Bongkah.id – Di tengah aroma sambal yang menyengat dan riuh tepuk tangan penonton, cobek-cobek batu beradu dengan ulekan kayu. Seolah tak sekadar lomba, setiap gerusan bumbu dalam lomba rujak uleg di Lapangan Raden Wijaya, Mojokerto, Minggu (29/6/2025), menjadi simbol keterhubungan yang dalam antara warga, warisan budaya, dan tanah yang mereka cintai.
Itulah salah satu momen paling berkesan yang menutup rangkaian peringatan Hari Ulang Tahun (HUT) ke-107 Kota Mojokerto. Selama dua hari penuh, dari Sabtu hingga Minggu, 28–29 Juni 2025, ribuan warga memadati ruang publik terbesar di jantung kota itu. Mereka datang bukan hanya untuk menonton tetapi untuk merasa menjadi bagian dari sesuatu yang lebih besar: perayaan identitas bersama.
Di panggung utama, acara “Dahsyat Spektakuler” menghadirkan musik dari artis-artis ibu kota. Namun gemerlap lampu dan dentuman musik itu tak lantas menenggelamkan semangat lokal yang tetap menyala. Di sekeliling lapangan, puluhan stan kuliner khas Mojokerto berdiri, memamerkan rasa otentik yang hanya bisa ditemukan di kota kecil yang dulu menjadi bagian dari peradaban Majapahit ini.

**Tujuan 1**
Ulangi bagian teks tentang HUT Kota Mojokerto. Mulailah dari kata-kata yang memuat "Itulah salah satu" dan berhentilah setelah "peradaban Majapahit ini.".
**Tujuan 2**
Menurut teks tentang HUT Kota Mojokerto, di mana lomba rujak uleg diadakan?

**Bahan yang diberikan**
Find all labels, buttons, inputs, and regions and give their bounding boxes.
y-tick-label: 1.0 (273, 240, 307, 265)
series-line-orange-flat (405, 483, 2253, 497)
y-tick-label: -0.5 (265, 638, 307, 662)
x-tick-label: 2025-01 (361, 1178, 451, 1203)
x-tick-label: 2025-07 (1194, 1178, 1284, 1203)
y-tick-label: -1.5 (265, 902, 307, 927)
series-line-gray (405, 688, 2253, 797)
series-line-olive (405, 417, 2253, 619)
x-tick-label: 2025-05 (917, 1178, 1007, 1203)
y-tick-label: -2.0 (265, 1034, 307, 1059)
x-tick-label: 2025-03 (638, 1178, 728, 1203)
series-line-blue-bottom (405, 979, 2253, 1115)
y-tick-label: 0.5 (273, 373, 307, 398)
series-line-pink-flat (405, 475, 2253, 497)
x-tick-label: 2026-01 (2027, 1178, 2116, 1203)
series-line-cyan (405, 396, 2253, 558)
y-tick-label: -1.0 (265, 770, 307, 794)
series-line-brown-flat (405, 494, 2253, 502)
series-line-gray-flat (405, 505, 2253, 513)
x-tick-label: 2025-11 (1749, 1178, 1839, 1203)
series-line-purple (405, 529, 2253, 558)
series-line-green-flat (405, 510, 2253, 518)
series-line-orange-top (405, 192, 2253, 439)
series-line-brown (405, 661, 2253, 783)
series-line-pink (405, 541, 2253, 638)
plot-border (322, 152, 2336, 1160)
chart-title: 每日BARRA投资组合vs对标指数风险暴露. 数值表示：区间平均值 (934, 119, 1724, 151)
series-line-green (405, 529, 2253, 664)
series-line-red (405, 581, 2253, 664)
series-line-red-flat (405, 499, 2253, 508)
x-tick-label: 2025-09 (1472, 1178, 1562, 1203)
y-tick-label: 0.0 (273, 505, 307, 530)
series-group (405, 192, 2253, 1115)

**Jawaban lengkap 1**
Itulah salah satu momen paling berkesan yang menutup rangkaian peringatan Hari Ulang Tahun (HUT) ke-107 Kota Mojokerto. Selama dua hari penuh, dari Sabtu hingga Minggu, 28–29 Juni 2025, ribuan warga memadati ruang publik terbesar di jantung kota itu. Mereka datang bukan hanya untuk menonton tetapi untuk merasa menjadi bagian dari sesuatu yang lebih besar: perayaan identitas bersama.
Di panggung utama, acara “Dahsyat Spektakuler” menghadirkan musik dari artis-artis ibu kota. Namun gemerlap lampu dan dentuman musik itu tak lantas menenggelamkan semangat lokal yang tetap menyala. Di sekeliling lapangan, puluhan stan kuliner khas Mojokerto berdiri, memamerkan rasa otentik yang hanya bisa ditemukan di kota kecil yang dulu menjadi bagian dari peradaban Majapahit ini.

**Jawaban lengkap 2**
Lomba rujak uleg diadakan di Lapangan Raden Wijaya, Mojokerto.